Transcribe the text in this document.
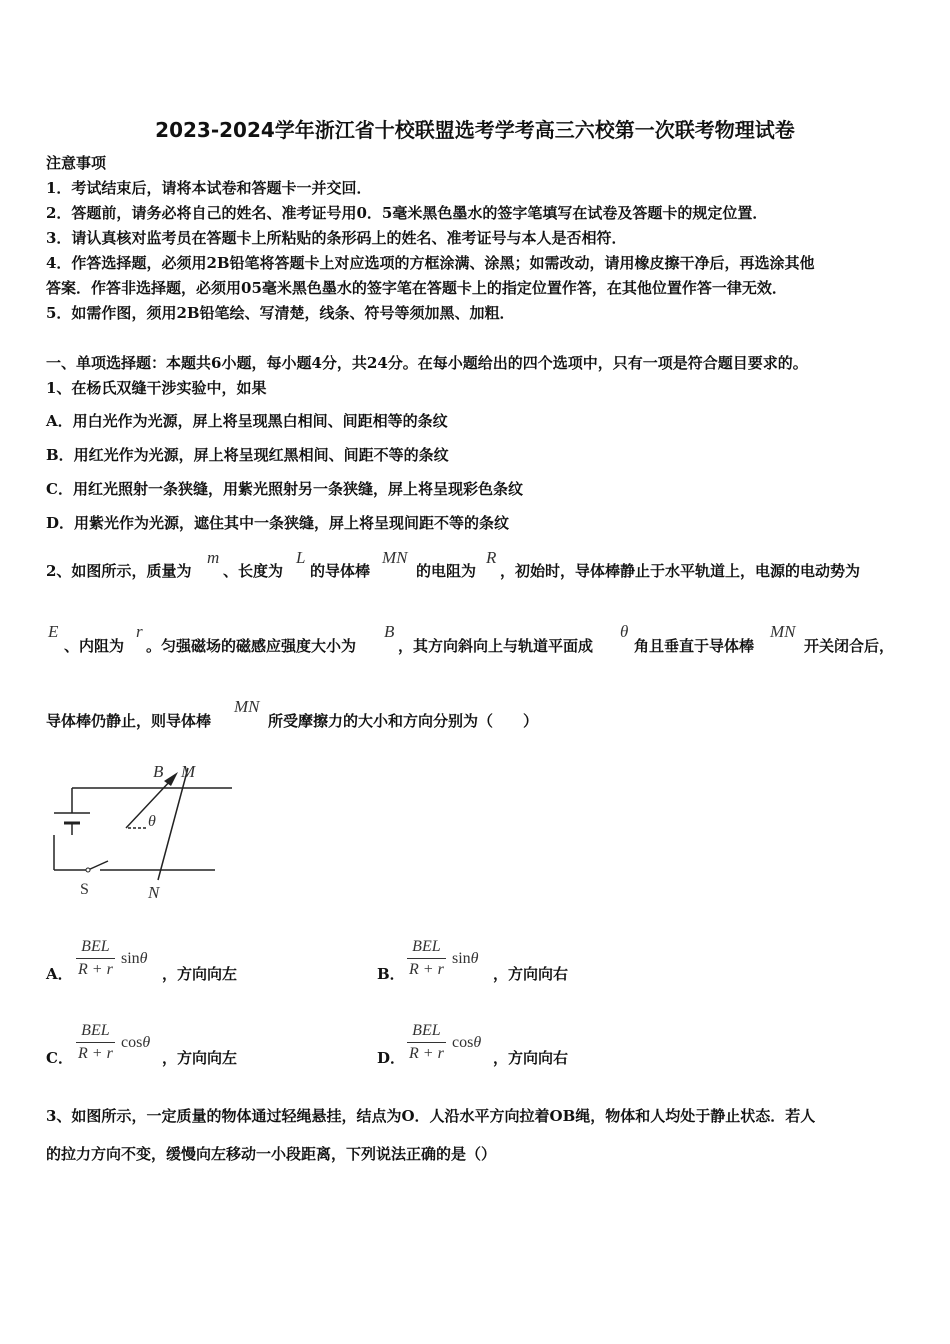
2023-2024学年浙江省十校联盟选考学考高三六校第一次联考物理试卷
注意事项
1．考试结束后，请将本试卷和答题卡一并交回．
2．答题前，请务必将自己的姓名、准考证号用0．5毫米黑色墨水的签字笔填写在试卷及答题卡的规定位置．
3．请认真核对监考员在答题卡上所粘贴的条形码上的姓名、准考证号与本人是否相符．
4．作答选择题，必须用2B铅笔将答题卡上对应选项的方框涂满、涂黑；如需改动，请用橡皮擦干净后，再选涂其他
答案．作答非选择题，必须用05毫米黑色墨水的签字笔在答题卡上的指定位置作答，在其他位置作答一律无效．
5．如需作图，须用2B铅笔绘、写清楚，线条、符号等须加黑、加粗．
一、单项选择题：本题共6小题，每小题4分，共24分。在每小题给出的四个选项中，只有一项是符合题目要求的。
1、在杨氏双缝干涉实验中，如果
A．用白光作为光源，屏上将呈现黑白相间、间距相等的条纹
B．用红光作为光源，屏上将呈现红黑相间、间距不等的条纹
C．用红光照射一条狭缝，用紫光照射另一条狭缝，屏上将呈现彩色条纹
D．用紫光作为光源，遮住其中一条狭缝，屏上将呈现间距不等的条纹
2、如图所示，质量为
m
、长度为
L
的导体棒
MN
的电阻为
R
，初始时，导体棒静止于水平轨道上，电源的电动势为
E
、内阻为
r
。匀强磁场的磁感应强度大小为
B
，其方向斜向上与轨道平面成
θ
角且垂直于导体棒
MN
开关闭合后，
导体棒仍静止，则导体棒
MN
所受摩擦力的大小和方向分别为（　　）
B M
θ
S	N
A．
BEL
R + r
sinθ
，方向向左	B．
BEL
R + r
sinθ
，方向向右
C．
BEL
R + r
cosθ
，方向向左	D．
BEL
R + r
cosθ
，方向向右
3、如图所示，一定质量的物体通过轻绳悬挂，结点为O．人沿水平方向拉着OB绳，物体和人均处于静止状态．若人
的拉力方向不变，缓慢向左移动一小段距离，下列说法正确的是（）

--

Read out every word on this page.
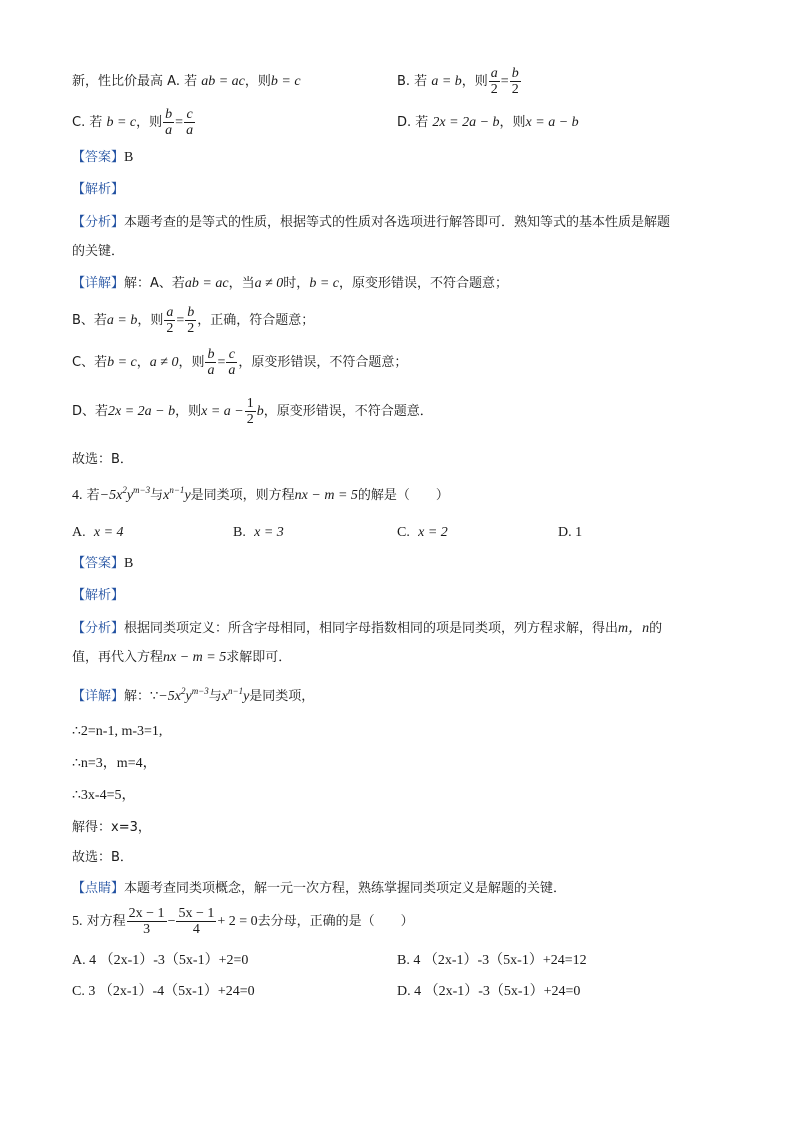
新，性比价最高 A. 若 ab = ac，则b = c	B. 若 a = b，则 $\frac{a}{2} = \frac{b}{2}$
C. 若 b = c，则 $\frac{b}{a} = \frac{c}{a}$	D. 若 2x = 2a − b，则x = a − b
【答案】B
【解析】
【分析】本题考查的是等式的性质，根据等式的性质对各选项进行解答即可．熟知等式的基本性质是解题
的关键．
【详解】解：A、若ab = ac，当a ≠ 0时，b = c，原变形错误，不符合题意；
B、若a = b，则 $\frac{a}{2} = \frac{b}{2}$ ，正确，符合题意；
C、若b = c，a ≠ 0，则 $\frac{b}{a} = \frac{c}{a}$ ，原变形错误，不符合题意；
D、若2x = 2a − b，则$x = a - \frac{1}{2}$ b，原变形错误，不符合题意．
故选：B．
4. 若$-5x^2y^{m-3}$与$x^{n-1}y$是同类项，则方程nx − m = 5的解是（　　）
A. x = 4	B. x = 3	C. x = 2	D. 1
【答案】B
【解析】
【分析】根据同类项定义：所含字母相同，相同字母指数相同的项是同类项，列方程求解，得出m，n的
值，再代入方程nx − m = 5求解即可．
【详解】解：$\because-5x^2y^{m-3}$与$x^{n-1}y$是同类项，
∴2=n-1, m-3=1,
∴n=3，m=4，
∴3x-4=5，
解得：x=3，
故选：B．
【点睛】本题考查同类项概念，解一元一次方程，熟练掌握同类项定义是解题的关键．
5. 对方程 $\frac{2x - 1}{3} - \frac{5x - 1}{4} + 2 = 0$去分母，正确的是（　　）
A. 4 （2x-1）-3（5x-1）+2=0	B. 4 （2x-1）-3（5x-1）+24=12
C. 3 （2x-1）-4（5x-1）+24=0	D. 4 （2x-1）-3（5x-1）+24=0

* * *

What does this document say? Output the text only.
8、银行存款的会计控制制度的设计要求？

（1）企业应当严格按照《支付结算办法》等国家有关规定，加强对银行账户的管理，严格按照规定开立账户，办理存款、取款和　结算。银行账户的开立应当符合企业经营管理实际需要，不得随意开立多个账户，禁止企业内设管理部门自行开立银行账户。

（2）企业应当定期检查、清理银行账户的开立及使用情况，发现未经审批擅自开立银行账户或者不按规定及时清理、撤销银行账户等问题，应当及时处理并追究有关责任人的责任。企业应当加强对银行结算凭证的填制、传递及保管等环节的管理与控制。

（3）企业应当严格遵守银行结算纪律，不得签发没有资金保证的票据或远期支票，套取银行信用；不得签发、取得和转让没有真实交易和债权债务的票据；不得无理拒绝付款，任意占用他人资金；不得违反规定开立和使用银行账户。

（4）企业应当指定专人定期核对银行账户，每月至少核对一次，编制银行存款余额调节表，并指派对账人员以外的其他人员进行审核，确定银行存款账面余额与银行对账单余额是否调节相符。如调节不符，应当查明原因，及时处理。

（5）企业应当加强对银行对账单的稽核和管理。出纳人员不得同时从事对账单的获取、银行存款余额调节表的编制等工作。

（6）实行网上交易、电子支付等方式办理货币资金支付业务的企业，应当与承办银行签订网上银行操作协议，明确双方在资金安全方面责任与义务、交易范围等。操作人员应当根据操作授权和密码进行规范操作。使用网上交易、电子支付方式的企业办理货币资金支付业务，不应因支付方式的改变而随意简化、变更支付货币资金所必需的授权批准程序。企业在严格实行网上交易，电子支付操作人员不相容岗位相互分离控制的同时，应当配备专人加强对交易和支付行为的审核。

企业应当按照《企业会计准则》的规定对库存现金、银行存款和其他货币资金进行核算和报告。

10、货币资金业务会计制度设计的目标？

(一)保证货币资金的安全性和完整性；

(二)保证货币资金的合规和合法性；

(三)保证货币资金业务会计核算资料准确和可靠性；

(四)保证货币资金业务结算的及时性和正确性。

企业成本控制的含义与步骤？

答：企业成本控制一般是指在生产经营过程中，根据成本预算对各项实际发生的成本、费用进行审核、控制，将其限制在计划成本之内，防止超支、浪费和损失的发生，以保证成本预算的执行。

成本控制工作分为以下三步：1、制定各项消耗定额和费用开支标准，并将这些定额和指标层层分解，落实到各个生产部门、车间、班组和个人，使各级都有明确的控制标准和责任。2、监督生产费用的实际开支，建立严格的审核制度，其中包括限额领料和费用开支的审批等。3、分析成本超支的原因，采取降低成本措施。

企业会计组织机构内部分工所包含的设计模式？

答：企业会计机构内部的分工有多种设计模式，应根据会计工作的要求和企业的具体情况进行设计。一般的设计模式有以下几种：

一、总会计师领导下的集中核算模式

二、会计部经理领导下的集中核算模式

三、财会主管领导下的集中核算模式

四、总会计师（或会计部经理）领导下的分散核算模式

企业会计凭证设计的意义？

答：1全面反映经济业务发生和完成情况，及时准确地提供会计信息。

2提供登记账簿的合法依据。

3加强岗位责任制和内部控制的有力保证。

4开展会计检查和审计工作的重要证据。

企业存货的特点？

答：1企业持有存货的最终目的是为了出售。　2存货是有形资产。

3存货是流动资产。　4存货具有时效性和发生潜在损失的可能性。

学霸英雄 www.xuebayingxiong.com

#### [Work to complete]
Whenever "text" turns up in a line, pick that line out.

#### [Written answer]
Transcribe the text in this document.
What does this document say? Output the text only.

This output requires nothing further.